▸ RECORDS SUPPLIED
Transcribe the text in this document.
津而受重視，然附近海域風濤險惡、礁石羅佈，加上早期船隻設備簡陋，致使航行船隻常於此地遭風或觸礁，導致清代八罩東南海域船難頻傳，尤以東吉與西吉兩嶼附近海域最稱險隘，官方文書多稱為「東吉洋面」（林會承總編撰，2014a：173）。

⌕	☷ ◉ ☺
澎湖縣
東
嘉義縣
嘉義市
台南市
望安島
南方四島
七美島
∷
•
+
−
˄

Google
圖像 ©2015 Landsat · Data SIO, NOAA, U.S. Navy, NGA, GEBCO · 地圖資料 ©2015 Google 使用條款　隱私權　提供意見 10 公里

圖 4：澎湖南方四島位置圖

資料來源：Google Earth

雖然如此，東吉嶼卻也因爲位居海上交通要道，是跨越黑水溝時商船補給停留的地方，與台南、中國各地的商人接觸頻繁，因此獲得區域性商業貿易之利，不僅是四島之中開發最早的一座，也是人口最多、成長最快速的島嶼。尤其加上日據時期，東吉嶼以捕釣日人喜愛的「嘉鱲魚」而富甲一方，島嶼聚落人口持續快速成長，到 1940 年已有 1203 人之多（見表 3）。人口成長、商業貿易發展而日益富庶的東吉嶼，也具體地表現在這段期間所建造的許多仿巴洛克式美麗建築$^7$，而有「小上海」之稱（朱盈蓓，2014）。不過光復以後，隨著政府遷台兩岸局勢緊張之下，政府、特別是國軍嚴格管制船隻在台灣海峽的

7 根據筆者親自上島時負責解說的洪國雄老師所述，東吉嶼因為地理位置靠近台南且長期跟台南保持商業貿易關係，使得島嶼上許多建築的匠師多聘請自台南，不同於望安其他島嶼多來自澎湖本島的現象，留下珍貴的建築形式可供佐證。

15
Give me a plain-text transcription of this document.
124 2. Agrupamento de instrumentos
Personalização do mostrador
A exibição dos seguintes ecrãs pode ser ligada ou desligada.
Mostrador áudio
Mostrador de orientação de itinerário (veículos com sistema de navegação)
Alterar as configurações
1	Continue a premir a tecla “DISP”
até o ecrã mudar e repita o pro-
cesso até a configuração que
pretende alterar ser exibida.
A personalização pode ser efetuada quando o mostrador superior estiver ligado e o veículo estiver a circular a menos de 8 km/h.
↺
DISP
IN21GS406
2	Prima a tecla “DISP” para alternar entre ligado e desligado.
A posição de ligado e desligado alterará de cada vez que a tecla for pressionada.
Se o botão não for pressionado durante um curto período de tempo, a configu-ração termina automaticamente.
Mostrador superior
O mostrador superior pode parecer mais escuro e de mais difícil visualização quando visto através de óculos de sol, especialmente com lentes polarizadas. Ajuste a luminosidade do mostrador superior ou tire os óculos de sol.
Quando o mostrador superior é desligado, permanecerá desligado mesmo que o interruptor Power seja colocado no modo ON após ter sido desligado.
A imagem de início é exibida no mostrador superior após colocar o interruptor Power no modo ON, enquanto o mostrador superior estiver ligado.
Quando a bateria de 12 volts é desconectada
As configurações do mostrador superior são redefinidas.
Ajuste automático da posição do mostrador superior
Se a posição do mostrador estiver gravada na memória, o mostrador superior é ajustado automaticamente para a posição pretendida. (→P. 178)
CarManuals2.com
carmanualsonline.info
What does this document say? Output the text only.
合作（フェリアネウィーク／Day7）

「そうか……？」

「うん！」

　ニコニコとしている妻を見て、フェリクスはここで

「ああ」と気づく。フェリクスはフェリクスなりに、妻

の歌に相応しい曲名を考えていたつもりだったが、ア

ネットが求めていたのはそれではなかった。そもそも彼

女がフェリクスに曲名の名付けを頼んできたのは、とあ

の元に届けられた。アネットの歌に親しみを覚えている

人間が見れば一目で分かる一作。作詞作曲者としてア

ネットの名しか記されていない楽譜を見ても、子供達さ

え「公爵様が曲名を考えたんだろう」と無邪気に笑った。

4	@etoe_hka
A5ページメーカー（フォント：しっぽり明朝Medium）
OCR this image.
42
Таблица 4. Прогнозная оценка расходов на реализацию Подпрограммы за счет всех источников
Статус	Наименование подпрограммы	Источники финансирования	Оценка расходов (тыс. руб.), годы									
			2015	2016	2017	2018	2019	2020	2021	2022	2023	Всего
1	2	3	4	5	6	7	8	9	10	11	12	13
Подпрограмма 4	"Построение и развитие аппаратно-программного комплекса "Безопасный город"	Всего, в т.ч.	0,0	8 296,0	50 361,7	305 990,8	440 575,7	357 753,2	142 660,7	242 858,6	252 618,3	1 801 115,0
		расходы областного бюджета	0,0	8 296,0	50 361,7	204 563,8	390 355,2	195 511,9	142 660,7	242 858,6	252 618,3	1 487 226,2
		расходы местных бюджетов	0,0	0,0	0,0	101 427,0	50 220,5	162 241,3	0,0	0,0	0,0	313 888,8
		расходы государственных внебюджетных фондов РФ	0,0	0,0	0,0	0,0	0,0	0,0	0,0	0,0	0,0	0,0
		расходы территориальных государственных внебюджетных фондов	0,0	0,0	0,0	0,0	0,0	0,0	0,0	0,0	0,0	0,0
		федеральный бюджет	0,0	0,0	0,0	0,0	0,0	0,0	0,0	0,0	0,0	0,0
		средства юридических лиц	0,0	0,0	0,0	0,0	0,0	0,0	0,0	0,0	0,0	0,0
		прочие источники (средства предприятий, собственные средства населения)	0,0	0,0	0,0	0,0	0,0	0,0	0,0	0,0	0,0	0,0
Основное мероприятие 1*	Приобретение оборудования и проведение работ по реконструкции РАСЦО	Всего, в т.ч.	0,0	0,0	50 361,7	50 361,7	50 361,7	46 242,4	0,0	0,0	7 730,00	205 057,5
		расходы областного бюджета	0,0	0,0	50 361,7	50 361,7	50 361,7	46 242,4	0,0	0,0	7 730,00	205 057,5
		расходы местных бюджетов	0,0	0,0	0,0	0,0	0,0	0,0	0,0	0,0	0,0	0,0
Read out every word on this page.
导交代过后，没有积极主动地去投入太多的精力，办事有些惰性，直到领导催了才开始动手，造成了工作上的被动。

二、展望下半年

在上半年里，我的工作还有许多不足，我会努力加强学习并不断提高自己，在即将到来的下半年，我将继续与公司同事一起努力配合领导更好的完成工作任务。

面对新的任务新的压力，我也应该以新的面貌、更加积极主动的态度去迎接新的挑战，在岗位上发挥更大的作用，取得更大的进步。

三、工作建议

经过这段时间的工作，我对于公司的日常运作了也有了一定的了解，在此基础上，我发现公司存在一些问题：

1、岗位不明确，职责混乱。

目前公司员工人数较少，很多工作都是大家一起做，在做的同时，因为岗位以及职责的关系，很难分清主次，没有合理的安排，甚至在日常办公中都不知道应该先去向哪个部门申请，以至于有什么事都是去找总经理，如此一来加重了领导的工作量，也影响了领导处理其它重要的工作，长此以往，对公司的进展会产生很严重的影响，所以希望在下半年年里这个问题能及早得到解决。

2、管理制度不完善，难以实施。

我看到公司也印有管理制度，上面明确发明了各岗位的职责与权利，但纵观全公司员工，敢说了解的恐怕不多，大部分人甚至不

▸ OBJECTIVE
The listing above must be transcribed exactly, line by line.

▸ EXERCISE RESULT
Transcribe the text in this document.
津而受重視，然附近海域風濤險惡、礁石羅佈，加上早期船隻設備簡陋，致使航行船隻常於此地遭風或觸礁，導致清代八罩東南海域船難頻傳，尤以東吉與西吉兩嶼附近海域最稱險隘，官方文書多稱為「東吉洋面」（林會承總編撰，2014a：173）。

⌕	☷ ◉ ☺
澎湖縣
東
嘉義縣
嘉義市
台南市
望安島
南方四島
七美島
∷
•
+
−
˄

Google
圖像 ©2015 Landsat · Data SIO, NOAA, U.S. Navy, NGA, GEBCO · 地圖資料 ©2015 Google 使用條款　隱私權　提供意見 10 公里

圖 4：澎湖南方四島位置圖

資料來源：Google Earth

雖然如此，東吉嶼卻也因爲位居海上交通要道，是跨越黑水溝時商船補給停留的地方，與台南、中國各地的商人接觸頻繁，因此獲得區域性商業貿易之利，不僅是四島之中開發最早的一座，也是人口最多、成長最快速的島嶼。尤其加上日據時期，東吉嶼以捕釣日人喜愛的「嘉鱲魚」而富甲一方，島嶼聚落人口持續快速成長，到 1940 年已有 1203 人之多（見表 3）。人口成長、商業貿易發展而日益富庶的東吉嶼，也具體地表現在這段期間所建造的許多仿巴洛克式美麗建築$^7$，而有「小上海」之稱（朱盈蓓，2014）。不過光復以後，隨著政府遷台兩岸局勢緊張之下，政府、特別是國軍嚴格管制船隻在台灣海峽的

7 根據筆者親自上島時負責解說的洪國雄老師所述，東吉嶼因為地理位置靠近台南且長期跟台南保持商業貿易關係，使得島嶼上許多建築的匠師多聘請自台南，不同於望安其他島嶼多來自澎湖本島的現象，留下珍貴的建築形式可供佐證。

15
Give me a plain-text transcription of this document.
124 2. Agrupamento de instrumentos
Personalização do mostrador
A exibição dos seguintes ecrãs pode ser ligada ou desligada.
Mostrador áudio
Mostrador de orientação de itinerário (veículos com sistema de navegação)
Alterar as configurações
1	Continue a premir a tecla “DISP”
até o ecrã mudar e repita o pro-
cesso até a configuração que
pretende alterar ser exibida.
A personalização pode ser efetuada quando o mostrador superior estiver ligado e o veículo estiver a circular a menos de 8 km/h.
↺
DISP
IN21GS406
2	Prima a tecla “DISP” para alternar entre ligado e desligado.
A posição de ligado e desligado alterará de cada vez que a tecla for pressionada.
Se o botão não for pressionado durante um curto período de tempo, a configu-ração termina automaticamente.
Mostrador superior
O mostrador superior pode parecer mais escuro e de mais difícil visualização quando visto através de óculos de sol, especialmente com lentes polarizadas. Ajuste a luminosidade do mostrador superior ou tire os óculos de sol.
Quando o mostrador superior é desligado, permanecerá desligado mesmo que o interruptor Power seja colocado no modo ON após ter sido desligado.
A imagem de início é exibida no mostrador superior após colocar o interruptor Power no modo ON, enquanto o mostrador superior estiver ligado.
Quando a bateria de 12 volts é desconectada
As configurações do mostrador superior são redefinidas.
Ajuste automático da posição do mostrador superior
Se a posição do mostrador estiver gravada na memória, o mostrador superior é ajustado automaticamente para a posição pretendida. (→P. 178)
CarManuals2.com
carmanualsonline.info
What does this document say? Output the text only.
合作（フェリアネウィーク／Day7）

「そうか……？」

「うん！」

　ニコニコとしている妻を見て、フェリクスはここで

「ああ」と気づく。フェリクスはフェリクスなりに、妻

の歌に相応しい曲名を考えていたつもりだったが、ア

ネットが求めていたのはそれではなかった。そもそも彼

女がフェリクスに曲名の名付けを頼んできたのは、とあ

の元に届けられた。アネットの歌に親しみを覚えている

人間が見れば一目で分かる一作。作詞作曲者としてア

ネットの名しか記されていない楽譜を見ても、子供達さ

え「公爵様が曲名を考えたんだろう」と無邪気に笑った。

4	@etoe_hka
A5ページメーカー（フォント：しっぽり明朝Medium）
OCR this image.
42
Таблица 4. Прогнозная оценка расходов на реализацию Подпрограммы за счет всех источников
Статус	Наименование подпрограммы	Источники финансирования	Оценка расходов (тыс. руб.), годы									
			2015	2016	2017	2018	2019	2020	2021	2022	2023	Всего
1	2	3	4	5	6	7	8	9	10	11	12	13
Подпрограмма 4	"Построение и развитие аппаратно-программного комплекса "Безопасный город"	Всего, в т.ч.	0,0	8 296,0	50 361,7	305 990,8	440 575,7	357 753,2	142 660,7	242 858,6	252 618,3	1 801 115,0
		расходы областного бюджета	0,0	8 296,0	50 361,7	204 563,8	390 355,2	195 511,9	142 660,7	242 858,6	252 618,3	1 487 226,2
		расходы местных бюджетов	0,0	0,0	0,0	101 427,0	50 220,5	162 241,3	0,0	0,0	0,0	313 888,8
		расходы государственных внебюджетных фондов РФ	0,0	0,0	0,0	0,0	0,0	0,0	0,0	0,0	0,0	0,0
		расходы территориальных государственных внебюджетных фондов	0,0	0,0	0,0	0,0	0,0	0,0	0,0	0,0	0,0	0,0
		федеральный бюджет	0,0	0,0	0,0	0,0	0,0	0,0	0,0	0,0	0,0	0,0
		средства юридических лиц	0,0	0,0	0,0	0,0	0,0	0,0	0,0	0,0	0,0	0,0
		прочие источники (средства предприятий, собственные средства населения)	0,0	0,0	0,0	0,0	0,0	0,0	0,0	0,0	0,0	0,0
Основное мероприятие 1*	Приобретение оборудования и проведение работ по реконструкции РАСЦО	Всего, в т.ч.	0,0	0,0	50 361,7	50 361,7	50 361,7	46 242,4	0,0	0,0	7 730,00	205 057,5
		расходы областного бюджета	0,0	0,0	50 361,7	50 361,7	50 361,7	46 242,4	0,0	0,0	7 730,00	205 057,5
		расходы местных бюджетов	0,0	0,0	0,0	0,0	0,0	0,0	0,0	0,0	0,0	0,0
Read out every word on this page.
导交代过后，没有积极主动地去投入太多的精力，办事有些惰性，直到领导催了才开始动手，造成了工作上的被动。

二、展望下半年

在上半年里，我的工作还有许多不足，我会努力加强学习并不断提高自己，在即将到来的下半年，我将继续与公司同事一起努力配合领导更好的完成工作任务。

面对新的任务新的压力，我也应该以新的面貌、更加积极主动的态度去迎接新的挑战，在岗位上发挥更大的作用，取得更大的进步。

三、工作建议

经过这段时间的工作，我对于公司的日常运作了也有了一定的了解，在此基础上，我发现公司存在一些问题：

1、岗位不明确，职责混乱。

目前公司员工人数较少，很多工作都是大家一起做，在做的同时，因为岗位以及职责的关系，很难分清主次，没有合理的安排，甚至在日常办公中都不知道应该先去向哪个部门申请，以至于有什么事都是去找总经理，如此一来加重了领导的工作量，也影响了领导处理其它重要的工作，长此以往，对公司的进展会产生很严重的影响，所以希望在下半年年里这个问题能及早得到解决。

2、管理制度不完善，难以实施。

我看到公司也印有管理制度，上面明确发明了各岗位的职责与权利，但纵观全公司员工，敢说了解的恐怕不多，大部分人甚至不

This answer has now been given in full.